▶ **SUPPLIED TEXT**:
The Comet was an all-metal low-wing cantilever monoplane powered by four jet engines; it had a four-place cockpit occupied by two pilots, a flight engineer, and a navigator. The clean, low-drag design of the aircraft featured many design elements that were fairly uncommon at the time, including a swept-wing leading edge, integral wing fuel tanks, and four-wheel bogie main undercarriage units designed by de Havilland. Two pairs of turbojet engines (on the Comet 1s, Halford H.2 Ghosts, subsequently known as de Havilland Ghost 50 Mk1s) were buried into the wings.
The original Comet was approximately the length of the later Boeing 737-100, but carried fewer people in a significantly more spacious environment. BOAC installed 36 reclining 'slumberseats' with 45-inch (1,100 mm) centres on its first Comets, allowing for greater leg room in front and behind; Air France had 11 rows of seats with four seats to a row installed on its Comets. Large picture window views and table seating accommodations for a row of passengers afforded a 'feel of comfort and luxury' atypical of transportation of the period. Amenities included a galley that could serve hot and cold food and drinks, a bar, and separate men's and women's toilets. Provisions for emergency situations included several life rafts stored in the wings near the engines, and individual life vests were stowed under each seat.
One of the most striking aspects of Comet travel was the quiet, 'vibration-free flying' as touted by BOAC. For passengers used to propeller-driven airliners, smooth and quiet jet flight was a novel experience (although passengers of today would consider the Comet noisy, particularly in seats aft of the wing).
For ease of training and fleet conversion, de Havilland designed the Comet's flight deck layout with a degree of similarity to the Lockheed Constellation, an aircraft that was popular at the time with key customers such as BOAC. The cockpit included full dual-controls for the captain and first officer, while a flight engineer controlled various key systems, including fuel, air conditioning, and electrical systems. The navigator occupied a dedicated station with a table across from the flight engineer.
The earliest production aircraft, registered G-ALYP ('Yoke Peter'), first flew on 9 January 1951 and was subsequently loaned to BOAC for development flying by its Comet Unit. On 22 January 1952, the fifth production aircraft, registered G-ALYS, received the first Certificate of Airworthiness awarded to a Comet, six months ahead of schedule. On 2 May 1952, as part of BOAC's route-proving trials, G-ALYP took off on the world's first jetliner flight with fare-paying passengers and inaugurated scheduled service from London to Johannesburg. The final Comet from BOAC's initial order, registered G-ALYZ, began flying in September 1952 and carried cargo along South American routes while simulating passenger schedules.

▶ **EXERCISES TO COMPLETE**:
**A)** Answer these questions using the text on the Comet airliner:
(i) Which engines were buried in the wings of the Comet 1s?
(ii) How many reclining seats did BOAC install on its first Comets?
(iii) On what date did G-ALYP make the world's first jetliner flight with fare-paying passengers?
**B)** Recast the paragraph of the Comet airliner text that opens "For ease of training and fleet conversion" as a short bulleted list that keeps its main facts.
**C)** Reproduce the part of the Comet airliner text between "One of the most" and "the flight engineer.", inclusive.

▶ **DATASET**:
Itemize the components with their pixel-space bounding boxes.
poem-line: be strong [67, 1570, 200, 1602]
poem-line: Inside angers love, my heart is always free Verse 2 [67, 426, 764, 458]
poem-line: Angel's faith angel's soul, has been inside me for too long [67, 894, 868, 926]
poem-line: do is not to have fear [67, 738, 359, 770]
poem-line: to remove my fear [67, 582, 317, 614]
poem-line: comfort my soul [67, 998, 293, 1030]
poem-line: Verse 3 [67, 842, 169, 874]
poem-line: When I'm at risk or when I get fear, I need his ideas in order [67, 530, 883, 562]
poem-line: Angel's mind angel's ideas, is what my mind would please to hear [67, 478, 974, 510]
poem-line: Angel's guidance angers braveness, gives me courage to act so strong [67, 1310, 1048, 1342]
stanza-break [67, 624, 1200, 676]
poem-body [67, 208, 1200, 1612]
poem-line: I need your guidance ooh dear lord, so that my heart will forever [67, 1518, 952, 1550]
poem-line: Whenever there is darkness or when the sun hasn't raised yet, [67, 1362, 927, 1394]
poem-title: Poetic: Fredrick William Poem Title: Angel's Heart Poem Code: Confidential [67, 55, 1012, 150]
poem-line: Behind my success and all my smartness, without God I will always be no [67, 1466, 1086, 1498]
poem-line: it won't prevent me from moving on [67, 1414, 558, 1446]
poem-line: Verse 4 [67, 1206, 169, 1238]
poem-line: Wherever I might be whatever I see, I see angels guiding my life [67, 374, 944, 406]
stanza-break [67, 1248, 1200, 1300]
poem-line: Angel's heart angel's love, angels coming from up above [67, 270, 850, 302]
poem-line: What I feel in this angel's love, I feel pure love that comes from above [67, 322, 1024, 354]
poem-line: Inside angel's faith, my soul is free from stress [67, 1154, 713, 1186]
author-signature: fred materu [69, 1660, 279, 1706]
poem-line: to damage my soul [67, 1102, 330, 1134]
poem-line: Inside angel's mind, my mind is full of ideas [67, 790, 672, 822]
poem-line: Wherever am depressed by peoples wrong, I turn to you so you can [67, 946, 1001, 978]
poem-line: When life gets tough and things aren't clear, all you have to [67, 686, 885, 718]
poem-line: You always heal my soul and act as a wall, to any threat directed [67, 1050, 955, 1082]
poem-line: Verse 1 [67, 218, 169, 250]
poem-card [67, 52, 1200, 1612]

▶ **WORKED SOLUTIONS**:
**A)**
(i) Halford H.2 Ghosts, later known as de Havilland Ghost 50 Mk1s.
(ii) 36.
(iii) 2 May 1952.

**B)**
- De Havilland made the Comet's flight deck layout somewhat similar to the Lockheed Constellation's to ease training and fleet conversion. The Constellation was then popular with key customers such as BOAC.
- The captain and first officer had full dual controls.
- A flight engineer controlled key systems, including fuel, air conditioning, and electrical systems.
- The navigator had a dedicated station with a table across from the flight engineer.

**C)**
One of the most striking aspects of Comet travel was the quiet, 'vibration-free flying' as touted by BOAC. For passengers used to propeller-driven airliners, smooth and quiet jet flight was a novel experience (although passengers of today would consider the Comet noisy, particularly in seats aft of the wing).
For ease of training and fleet conversion, de Havilland designed the Comet's flight deck layout with a degree of similarity to the Lockheed Constellation, an aircraft that was popular at the time with key customers such as BOAC. The cockpit included full dual-controls for the captain and first officer, while a flight engineer controlled various key systems, including fuel, air conditioning, and electrical systems. The navigator occupied a dedicated station with a table across from the flight engineer.